State the number of lines that contain the word "name", and add nothing else.
********
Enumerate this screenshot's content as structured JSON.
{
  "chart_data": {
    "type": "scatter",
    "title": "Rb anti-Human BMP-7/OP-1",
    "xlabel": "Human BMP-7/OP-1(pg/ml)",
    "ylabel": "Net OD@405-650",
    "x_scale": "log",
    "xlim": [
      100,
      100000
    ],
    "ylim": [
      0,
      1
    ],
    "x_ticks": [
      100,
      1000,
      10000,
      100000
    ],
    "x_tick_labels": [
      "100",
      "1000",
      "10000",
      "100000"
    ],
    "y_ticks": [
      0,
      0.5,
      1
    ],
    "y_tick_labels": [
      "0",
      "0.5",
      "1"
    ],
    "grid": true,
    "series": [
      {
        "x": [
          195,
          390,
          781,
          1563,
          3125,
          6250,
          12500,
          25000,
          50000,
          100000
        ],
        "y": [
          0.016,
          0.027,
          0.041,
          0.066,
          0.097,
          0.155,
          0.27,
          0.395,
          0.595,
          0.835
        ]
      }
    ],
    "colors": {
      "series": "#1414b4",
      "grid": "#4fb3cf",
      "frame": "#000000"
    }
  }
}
********
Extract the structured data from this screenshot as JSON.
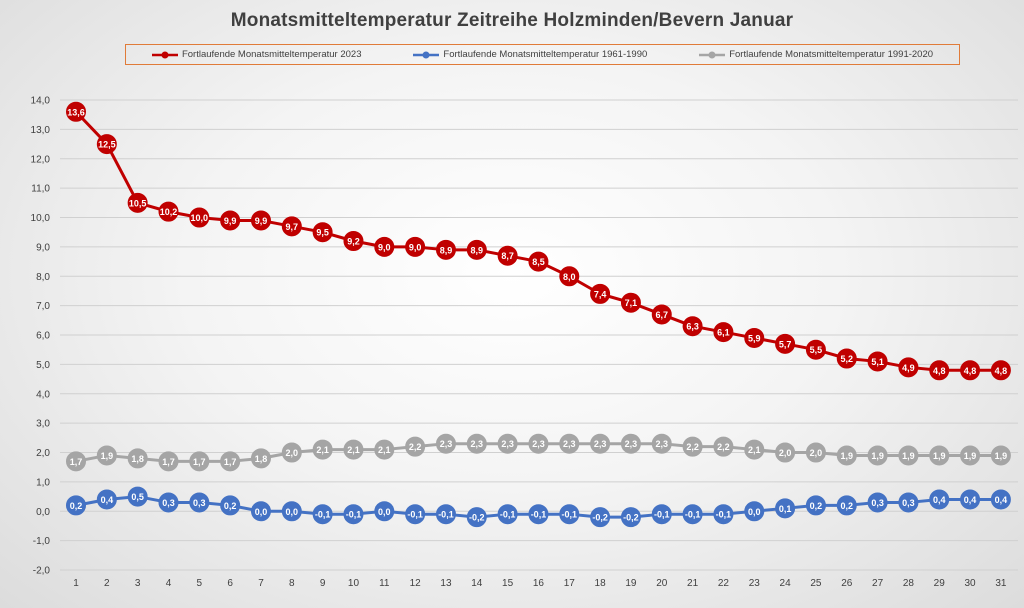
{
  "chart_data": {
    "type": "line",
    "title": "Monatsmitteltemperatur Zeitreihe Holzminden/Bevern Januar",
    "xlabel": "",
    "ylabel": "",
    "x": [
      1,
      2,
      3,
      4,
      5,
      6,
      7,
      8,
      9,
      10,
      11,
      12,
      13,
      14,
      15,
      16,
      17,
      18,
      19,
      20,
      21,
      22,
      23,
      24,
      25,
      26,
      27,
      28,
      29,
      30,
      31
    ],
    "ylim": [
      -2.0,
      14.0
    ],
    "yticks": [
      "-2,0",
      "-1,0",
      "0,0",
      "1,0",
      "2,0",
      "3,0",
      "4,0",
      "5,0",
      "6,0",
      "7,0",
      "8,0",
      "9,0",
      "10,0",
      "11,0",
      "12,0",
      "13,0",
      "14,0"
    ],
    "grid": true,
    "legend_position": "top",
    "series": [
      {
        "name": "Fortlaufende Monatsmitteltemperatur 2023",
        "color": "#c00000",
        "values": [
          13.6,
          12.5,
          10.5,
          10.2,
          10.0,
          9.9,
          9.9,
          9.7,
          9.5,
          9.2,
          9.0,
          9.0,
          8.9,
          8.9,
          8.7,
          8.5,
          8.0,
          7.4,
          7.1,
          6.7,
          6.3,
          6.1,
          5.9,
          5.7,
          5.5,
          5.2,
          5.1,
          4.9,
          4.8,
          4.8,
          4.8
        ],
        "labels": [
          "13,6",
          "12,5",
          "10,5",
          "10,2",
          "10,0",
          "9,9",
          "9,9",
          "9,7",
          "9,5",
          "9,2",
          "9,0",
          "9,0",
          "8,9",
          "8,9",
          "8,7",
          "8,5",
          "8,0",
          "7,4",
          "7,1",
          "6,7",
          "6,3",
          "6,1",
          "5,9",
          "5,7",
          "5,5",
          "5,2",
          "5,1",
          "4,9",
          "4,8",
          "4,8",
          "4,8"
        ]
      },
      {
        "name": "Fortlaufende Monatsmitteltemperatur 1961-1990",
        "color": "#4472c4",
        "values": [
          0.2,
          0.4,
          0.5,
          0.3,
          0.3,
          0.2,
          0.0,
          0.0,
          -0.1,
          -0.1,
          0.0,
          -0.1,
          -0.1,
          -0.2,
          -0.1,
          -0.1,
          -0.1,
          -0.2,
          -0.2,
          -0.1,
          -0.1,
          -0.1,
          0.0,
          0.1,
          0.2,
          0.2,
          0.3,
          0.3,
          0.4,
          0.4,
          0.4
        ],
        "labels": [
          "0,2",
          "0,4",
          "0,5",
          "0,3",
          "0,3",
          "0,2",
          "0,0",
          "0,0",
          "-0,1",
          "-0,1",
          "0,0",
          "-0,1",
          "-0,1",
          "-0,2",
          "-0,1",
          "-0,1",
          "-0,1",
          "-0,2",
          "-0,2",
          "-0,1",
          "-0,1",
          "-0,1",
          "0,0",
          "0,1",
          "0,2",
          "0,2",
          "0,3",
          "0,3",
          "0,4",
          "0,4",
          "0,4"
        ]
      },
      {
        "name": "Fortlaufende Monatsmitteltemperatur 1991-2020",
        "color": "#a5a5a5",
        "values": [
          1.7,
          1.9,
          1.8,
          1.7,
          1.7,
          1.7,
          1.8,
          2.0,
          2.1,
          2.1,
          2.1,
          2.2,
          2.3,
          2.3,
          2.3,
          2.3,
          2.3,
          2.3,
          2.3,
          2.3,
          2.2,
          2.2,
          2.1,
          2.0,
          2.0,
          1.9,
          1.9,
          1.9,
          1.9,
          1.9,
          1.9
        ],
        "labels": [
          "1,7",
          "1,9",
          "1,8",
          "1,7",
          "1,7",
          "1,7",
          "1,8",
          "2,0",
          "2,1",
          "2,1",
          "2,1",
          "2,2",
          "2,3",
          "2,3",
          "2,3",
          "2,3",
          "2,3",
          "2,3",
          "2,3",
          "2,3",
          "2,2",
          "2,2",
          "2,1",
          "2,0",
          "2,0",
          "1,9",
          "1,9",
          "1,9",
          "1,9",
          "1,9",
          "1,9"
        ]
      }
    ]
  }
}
********
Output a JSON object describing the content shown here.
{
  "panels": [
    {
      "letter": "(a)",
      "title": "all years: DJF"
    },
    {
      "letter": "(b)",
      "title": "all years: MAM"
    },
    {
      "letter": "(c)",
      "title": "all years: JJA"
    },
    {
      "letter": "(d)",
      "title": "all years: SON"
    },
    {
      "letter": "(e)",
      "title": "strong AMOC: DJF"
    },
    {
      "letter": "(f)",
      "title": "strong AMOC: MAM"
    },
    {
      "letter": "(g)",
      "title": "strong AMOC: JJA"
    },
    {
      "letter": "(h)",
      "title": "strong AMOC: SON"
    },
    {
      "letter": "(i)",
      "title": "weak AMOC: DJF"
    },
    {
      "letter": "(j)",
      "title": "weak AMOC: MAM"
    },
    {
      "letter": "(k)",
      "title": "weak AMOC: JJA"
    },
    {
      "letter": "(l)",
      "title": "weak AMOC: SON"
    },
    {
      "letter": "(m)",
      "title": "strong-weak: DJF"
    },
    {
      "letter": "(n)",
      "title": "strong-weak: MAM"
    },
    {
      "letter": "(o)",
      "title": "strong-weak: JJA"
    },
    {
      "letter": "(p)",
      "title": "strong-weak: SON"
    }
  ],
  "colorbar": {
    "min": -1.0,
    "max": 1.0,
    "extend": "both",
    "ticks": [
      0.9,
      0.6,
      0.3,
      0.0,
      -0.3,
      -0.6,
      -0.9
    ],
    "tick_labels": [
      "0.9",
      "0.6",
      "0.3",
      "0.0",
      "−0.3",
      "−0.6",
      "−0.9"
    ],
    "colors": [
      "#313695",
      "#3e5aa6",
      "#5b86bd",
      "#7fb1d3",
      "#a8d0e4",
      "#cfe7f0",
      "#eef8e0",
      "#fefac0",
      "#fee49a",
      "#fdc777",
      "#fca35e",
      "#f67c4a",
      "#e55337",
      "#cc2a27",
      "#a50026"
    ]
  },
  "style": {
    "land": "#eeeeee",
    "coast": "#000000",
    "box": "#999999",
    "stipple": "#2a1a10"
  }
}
********
--- SOLUTION ---
3